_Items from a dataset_
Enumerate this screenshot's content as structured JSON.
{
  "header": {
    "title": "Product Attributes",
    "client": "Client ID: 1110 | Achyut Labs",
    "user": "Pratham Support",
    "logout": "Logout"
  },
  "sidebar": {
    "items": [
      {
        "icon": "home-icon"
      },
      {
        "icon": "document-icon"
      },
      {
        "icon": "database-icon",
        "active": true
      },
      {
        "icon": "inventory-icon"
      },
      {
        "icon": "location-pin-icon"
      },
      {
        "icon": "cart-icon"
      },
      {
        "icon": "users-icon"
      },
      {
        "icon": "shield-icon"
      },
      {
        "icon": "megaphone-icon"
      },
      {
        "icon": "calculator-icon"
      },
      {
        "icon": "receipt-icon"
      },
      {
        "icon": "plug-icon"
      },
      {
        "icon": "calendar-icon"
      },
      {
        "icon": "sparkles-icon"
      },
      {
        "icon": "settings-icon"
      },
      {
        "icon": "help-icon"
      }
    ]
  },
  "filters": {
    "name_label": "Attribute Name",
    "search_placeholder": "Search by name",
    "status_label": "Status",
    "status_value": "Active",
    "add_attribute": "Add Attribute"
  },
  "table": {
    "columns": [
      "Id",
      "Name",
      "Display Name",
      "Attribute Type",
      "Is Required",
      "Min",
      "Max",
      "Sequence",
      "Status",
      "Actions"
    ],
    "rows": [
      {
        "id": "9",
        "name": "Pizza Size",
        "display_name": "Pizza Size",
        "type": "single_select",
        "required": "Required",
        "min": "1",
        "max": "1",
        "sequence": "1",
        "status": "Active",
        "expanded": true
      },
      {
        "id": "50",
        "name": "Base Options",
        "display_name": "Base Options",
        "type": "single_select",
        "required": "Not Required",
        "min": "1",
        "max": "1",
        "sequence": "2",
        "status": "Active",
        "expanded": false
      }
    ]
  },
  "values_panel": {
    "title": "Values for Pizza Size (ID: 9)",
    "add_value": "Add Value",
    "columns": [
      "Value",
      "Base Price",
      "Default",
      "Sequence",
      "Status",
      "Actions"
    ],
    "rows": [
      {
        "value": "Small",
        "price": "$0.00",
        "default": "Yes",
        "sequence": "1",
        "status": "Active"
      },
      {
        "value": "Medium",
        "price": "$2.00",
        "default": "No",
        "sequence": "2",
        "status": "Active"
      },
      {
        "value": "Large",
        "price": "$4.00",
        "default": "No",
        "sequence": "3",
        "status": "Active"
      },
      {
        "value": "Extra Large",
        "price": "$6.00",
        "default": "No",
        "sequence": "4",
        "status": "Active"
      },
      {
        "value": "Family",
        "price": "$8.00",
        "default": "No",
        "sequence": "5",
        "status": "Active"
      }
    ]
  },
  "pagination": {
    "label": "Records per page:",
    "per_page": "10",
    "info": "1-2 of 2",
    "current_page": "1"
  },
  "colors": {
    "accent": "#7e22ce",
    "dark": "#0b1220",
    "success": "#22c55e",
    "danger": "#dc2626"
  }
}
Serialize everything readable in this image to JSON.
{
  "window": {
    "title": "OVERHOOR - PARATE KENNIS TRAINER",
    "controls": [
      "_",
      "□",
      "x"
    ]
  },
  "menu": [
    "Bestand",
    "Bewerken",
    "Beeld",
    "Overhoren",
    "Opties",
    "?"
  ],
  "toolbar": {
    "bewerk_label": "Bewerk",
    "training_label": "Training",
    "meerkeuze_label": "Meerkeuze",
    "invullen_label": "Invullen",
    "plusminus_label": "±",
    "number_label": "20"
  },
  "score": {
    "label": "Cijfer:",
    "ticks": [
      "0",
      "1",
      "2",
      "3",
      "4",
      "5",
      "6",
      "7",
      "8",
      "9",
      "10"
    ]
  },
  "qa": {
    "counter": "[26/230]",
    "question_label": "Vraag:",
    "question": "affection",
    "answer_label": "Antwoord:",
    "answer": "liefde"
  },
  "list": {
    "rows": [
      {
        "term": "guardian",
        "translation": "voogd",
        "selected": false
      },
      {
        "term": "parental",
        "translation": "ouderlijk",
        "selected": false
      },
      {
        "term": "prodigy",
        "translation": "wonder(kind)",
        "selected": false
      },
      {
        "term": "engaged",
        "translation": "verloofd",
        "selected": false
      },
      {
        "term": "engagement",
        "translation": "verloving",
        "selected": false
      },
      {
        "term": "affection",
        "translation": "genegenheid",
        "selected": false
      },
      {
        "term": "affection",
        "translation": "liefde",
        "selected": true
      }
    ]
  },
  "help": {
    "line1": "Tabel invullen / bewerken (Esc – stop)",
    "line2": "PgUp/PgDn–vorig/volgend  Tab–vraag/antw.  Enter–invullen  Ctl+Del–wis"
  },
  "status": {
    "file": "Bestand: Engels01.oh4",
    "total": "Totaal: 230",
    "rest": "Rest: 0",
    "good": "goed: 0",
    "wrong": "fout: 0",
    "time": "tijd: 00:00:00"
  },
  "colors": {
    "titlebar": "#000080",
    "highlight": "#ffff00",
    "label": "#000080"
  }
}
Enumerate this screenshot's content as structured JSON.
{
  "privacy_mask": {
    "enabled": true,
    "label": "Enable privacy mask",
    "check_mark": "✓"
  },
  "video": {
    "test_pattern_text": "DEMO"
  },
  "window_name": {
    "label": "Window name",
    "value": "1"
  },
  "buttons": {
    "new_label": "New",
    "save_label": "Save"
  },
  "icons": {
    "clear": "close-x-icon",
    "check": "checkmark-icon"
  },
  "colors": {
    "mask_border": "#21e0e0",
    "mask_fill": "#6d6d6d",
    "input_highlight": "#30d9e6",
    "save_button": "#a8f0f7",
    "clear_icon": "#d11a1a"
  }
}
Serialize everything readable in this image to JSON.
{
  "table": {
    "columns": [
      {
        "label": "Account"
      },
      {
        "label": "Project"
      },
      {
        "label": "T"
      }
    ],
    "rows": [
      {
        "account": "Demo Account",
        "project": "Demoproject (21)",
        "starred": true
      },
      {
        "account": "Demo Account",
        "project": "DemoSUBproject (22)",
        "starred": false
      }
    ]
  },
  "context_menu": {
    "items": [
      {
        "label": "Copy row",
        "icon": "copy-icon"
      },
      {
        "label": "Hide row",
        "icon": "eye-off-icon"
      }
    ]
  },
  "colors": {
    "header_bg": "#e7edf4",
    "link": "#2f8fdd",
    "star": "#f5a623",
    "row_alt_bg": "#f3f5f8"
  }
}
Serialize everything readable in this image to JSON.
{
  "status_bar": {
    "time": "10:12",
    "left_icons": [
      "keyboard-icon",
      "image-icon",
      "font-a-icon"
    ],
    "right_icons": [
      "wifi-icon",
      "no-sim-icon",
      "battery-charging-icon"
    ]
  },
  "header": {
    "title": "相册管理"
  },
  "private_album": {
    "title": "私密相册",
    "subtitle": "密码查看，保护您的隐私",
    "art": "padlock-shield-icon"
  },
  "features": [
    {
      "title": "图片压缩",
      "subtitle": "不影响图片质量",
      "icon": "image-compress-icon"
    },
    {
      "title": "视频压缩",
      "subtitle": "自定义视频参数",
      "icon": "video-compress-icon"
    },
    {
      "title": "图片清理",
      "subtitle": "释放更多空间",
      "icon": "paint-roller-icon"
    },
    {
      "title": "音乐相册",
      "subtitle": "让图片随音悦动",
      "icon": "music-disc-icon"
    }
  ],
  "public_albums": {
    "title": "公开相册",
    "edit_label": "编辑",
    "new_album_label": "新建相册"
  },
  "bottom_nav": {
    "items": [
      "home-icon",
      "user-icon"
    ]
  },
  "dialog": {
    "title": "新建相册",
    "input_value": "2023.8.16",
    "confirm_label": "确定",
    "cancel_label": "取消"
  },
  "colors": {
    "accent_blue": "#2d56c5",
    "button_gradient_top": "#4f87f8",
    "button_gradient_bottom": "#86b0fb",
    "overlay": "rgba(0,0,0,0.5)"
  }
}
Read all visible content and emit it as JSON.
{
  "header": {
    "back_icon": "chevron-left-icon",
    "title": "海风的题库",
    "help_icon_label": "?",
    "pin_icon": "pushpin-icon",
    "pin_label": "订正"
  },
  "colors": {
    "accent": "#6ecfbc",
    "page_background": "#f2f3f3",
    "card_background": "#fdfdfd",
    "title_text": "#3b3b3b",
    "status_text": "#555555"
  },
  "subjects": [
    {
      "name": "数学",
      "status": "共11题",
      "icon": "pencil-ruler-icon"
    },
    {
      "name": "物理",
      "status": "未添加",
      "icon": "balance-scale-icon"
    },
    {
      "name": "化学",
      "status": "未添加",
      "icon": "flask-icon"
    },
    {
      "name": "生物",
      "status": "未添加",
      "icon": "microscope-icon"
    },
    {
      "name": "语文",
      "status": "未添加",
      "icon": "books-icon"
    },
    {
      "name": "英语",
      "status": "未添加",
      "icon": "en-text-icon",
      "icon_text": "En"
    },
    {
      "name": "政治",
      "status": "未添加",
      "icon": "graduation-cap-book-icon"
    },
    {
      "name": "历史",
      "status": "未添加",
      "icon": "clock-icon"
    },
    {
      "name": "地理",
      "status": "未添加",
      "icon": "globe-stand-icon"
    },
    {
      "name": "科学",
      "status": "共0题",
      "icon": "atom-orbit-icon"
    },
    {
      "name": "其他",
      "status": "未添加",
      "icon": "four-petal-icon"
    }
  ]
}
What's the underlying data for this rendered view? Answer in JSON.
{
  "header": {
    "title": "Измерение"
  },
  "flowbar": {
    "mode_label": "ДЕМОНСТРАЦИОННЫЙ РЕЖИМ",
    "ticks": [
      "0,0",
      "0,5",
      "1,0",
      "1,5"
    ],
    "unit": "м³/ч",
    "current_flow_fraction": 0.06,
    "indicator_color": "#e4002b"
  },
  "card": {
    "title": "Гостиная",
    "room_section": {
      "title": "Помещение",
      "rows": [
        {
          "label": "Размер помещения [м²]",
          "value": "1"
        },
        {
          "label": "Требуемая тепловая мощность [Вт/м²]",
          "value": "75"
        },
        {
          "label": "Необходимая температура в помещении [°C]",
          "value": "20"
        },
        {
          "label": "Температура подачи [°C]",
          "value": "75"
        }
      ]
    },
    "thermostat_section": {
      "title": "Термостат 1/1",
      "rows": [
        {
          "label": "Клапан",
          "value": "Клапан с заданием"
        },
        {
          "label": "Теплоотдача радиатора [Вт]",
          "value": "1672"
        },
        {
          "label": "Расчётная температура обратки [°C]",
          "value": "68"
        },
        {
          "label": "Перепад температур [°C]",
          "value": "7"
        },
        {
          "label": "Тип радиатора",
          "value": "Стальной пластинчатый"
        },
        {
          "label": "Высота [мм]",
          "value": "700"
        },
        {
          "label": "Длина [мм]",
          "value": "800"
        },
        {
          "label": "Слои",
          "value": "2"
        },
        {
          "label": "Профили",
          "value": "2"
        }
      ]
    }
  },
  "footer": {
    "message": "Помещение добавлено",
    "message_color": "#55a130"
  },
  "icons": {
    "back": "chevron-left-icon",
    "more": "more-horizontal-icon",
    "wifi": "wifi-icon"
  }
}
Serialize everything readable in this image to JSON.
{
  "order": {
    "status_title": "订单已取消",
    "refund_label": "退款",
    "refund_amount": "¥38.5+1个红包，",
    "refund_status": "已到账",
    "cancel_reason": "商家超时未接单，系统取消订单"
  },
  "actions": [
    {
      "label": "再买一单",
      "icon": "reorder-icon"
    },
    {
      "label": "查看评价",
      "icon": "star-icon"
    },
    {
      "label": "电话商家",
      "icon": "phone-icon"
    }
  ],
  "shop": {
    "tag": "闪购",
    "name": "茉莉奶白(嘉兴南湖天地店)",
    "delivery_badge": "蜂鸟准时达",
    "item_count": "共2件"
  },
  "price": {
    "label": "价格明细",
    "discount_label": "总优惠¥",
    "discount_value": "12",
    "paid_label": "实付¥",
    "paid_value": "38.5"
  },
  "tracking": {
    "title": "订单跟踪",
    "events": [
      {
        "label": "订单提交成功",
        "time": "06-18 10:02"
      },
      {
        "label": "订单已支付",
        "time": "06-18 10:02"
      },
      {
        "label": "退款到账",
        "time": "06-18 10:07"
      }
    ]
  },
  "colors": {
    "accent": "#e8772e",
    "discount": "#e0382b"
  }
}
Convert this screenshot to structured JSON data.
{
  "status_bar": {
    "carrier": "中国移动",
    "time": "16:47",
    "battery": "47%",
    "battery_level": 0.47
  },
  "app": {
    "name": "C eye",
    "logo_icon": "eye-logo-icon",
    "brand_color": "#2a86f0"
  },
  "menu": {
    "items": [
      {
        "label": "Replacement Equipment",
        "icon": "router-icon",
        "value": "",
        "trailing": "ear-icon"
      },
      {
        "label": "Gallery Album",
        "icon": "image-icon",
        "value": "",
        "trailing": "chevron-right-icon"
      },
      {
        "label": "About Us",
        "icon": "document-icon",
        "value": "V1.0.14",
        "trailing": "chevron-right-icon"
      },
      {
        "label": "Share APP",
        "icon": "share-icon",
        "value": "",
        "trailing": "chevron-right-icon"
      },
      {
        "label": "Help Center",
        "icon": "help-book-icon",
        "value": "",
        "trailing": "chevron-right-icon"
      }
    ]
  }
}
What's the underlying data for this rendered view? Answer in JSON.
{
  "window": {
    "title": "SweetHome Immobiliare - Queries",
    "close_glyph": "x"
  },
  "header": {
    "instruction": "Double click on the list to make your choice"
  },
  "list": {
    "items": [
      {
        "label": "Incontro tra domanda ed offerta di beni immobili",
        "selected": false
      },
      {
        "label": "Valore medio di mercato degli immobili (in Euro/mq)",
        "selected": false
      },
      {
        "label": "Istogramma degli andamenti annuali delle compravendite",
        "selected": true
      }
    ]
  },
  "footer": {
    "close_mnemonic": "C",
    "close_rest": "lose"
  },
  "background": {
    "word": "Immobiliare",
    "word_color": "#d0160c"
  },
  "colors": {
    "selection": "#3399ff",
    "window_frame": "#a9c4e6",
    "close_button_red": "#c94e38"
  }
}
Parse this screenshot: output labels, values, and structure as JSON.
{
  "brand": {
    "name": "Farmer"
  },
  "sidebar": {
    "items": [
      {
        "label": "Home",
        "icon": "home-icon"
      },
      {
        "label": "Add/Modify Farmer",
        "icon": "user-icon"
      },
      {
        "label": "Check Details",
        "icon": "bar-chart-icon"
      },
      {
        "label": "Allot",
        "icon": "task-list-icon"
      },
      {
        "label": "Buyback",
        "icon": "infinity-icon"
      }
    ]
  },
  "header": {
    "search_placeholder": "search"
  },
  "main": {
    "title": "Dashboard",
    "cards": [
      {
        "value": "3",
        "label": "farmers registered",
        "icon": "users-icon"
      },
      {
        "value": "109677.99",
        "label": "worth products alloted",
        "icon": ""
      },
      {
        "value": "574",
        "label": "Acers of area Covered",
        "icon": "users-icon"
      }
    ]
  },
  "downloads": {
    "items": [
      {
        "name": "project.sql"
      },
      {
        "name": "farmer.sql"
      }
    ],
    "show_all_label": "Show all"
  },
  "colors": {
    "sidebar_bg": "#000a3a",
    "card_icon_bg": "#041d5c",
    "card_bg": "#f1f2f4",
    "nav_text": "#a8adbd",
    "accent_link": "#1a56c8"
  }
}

_INSTRUCTIONS TO FOLLOW_
Find every line above that contains the word "subtitle", and return each one.

_COMPLETE OUTPUT_
    "subtitle": "密码查看，保护您的隐私",
      "subtitle": "不影响图片质量",
      "subtitle": "自定义视频参数",
      "subtitle": "释放更多空间",
      "subtitle": "让图片随音悦动",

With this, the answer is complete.